* BEGIN Available data *

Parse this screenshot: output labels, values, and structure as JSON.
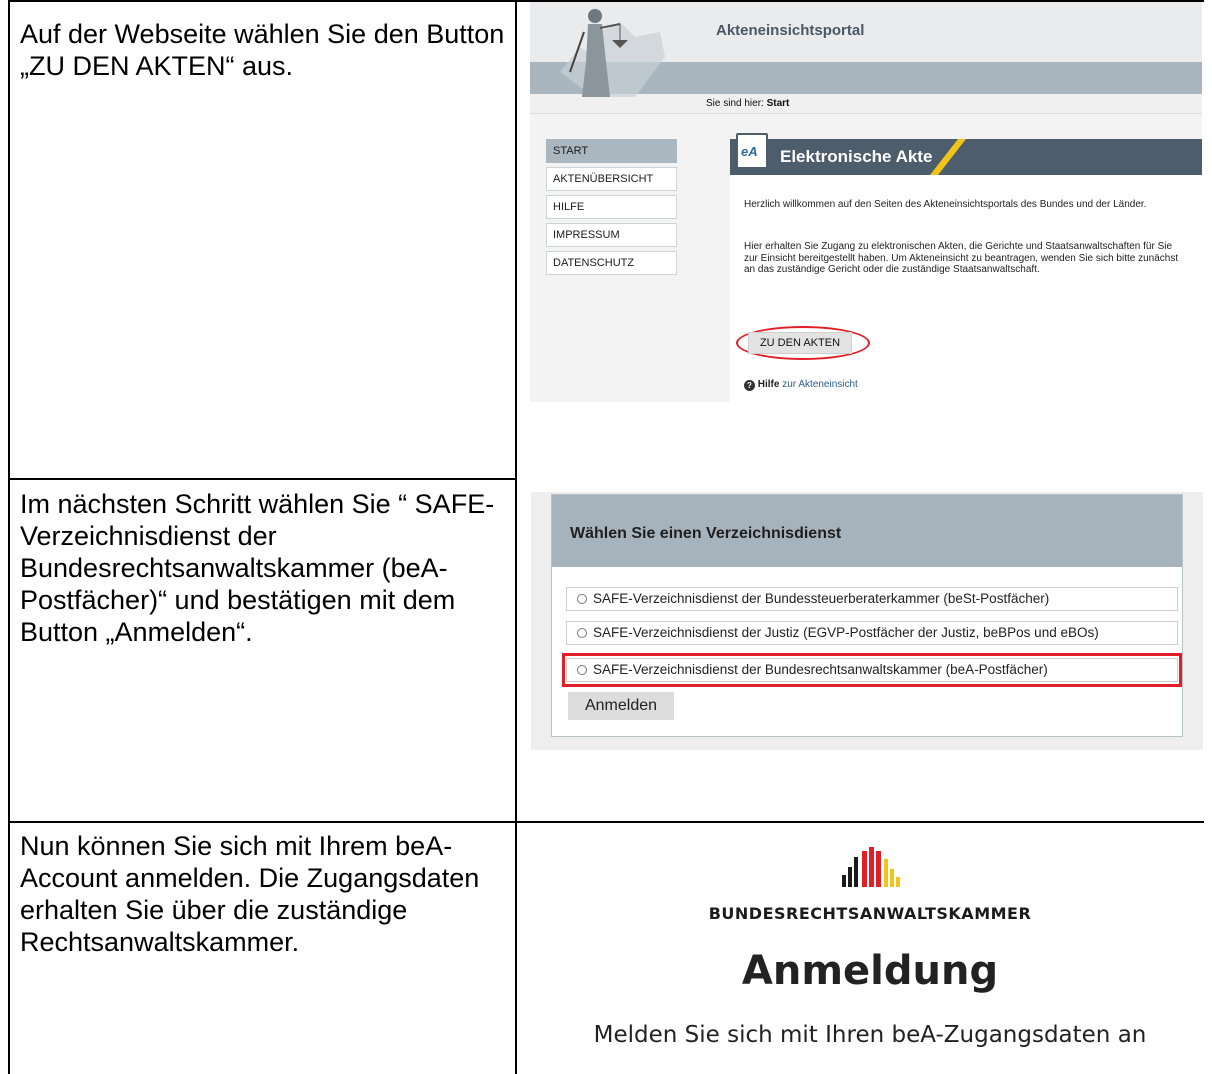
{
  "rows": [
    {
      "text": "Auf der Webseite wählen Sie den Button „ZU DEN AKTEN“ aus."
    },
    {
      "text": "Im nächsten Schritt wählen Sie “ SAFE-Verzeichnisdienst der Bundesrechtsanwaltskammer (beA-Postfächer)“ und bestätigen mit dem Button „Anmelden“."
    },
    {
      "text": "Nun können Sie sich mit Ihrem beA-Account anmelden. Die Zugangsdaten erhalten Sie über die zuständige Rechtsanwaltskammer."
    }
  ],
  "portal": {
    "title": "Akteneinsichtsportal",
    "breadcrumb_label": "Sie sind hier:",
    "breadcrumb_current": "Start",
    "menu": [
      "START",
      "AKTENÜBERSICHT",
      "HILFE",
      "IMPRESSUM",
      "DATENSCHUTZ"
    ],
    "panel_icon": "eA",
    "panel_title": "Elektronische Akte",
    "welcome": "Herzlich willkommen auf den Seiten des Akteneinsichtsportals des Bundes und der Länder.",
    "info": "Hier erhalten Sie Zugang zu elektronischen Akten, die Gerichte und Staatsanwaltschaften für Sie zur Einsicht bereitgestellt haben. Um Akteneinsicht zu beantragen, wenden Sie sich bitte zunächst an das zuständige Gericht oder die zuständige Staatsanwaltschaft.",
    "button": "ZU DEN AKTEN",
    "help_strong": "Hilfe",
    "help_rest": " zur Akteneinsicht",
    "colors": {
      "header_band": "#a9b6bf",
      "panel_head": "#4d5d6b",
      "accent_yellow": "#f0c419",
      "highlight": "#e21f26"
    }
  },
  "directory": {
    "title": "Wählen Sie einen Verzeichnisdienst",
    "options": [
      "SAFE-Verzeichnisdienst der Bundessteuerberaterkammer (beSt-Postfächer)",
      "SAFE-Verzeichnisdienst der Justiz (EGVP-Postfächer der Justiz, beBPos und eBOs)",
      "SAFE-Verzeichnisdienst der Bundesrechtsanwaltskammer (beA-Postfächer)"
    ],
    "button": "Anmelden"
  },
  "login": {
    "org": "BUNDESRECHTSANWALTSKAMMER",
    "title": "Anmeldung",
    "subtitle": "Melden Sie sich mit Ihren beA-Zugangsdaten an",
    "logo_colors": [
      "#1b1b1b",
      "#e21f26",
      "#f0c419"
    ]
  }
}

* END Available data *

- _Given instruction_: Work out how many lines in the records above contain the word "zuständige", and reply with that number alone.

- _Answer for the task_: 2